#### Provided data
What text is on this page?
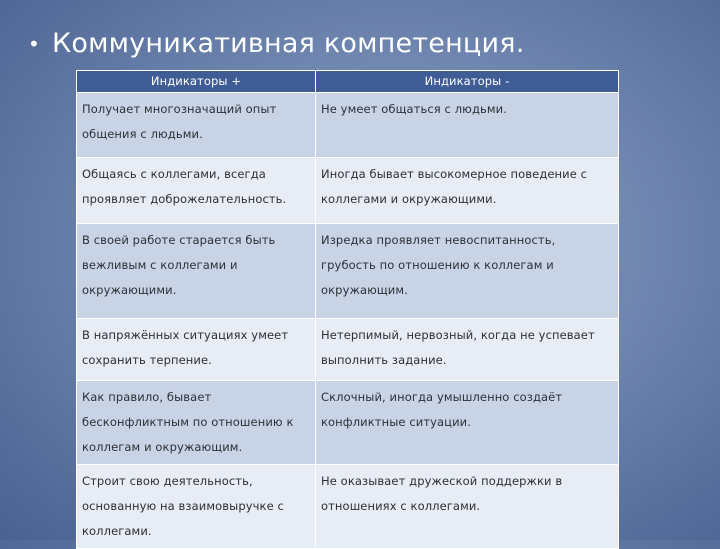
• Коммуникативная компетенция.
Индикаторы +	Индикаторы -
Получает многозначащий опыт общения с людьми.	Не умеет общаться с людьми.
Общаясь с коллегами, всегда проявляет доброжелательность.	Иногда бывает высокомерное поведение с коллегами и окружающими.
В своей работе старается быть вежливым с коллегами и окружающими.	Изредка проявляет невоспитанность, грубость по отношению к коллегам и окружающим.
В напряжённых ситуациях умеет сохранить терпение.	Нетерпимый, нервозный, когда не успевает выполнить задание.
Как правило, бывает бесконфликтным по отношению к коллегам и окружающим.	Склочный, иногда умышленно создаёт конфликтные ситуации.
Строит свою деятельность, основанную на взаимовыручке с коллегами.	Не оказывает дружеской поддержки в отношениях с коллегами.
########
→ **Problem to work on**: Leave out the pictures and output the rest of the material exactly as written.

→ **Solved problem**:
What text is on this page?
• Коммуникативная компетенция.
Индикаторы +	Индикаторы -
Получает многозначащий опыт общения с людьми.	Не умеет общаться с людьми.
Общаясь с коллегами, всегда проявляет доброжелательность.	Иногда бывает высокомерное поведение с коллегами и окружающими.
В своей работе старается быть вежливым с коллегами и окружающими.	Изредка проявляет невоспитанность, грубость по отношению к коллегам и окружающим.
В напряжённых ситуациях умеет сохранить терпение.	Нетерпимый, нервозный, когда не успевает выполнить задание.
Как правило, бывает бесконфликтным по отношению к коллегам и окружающим.	Склочный, иногда умышленно создаёт конфликтные ситуации.
Строит свою деятельность, основанную на взаимовыручке с коллегами.	Не оказывает дружеской поддержки в отношениях с коллегами.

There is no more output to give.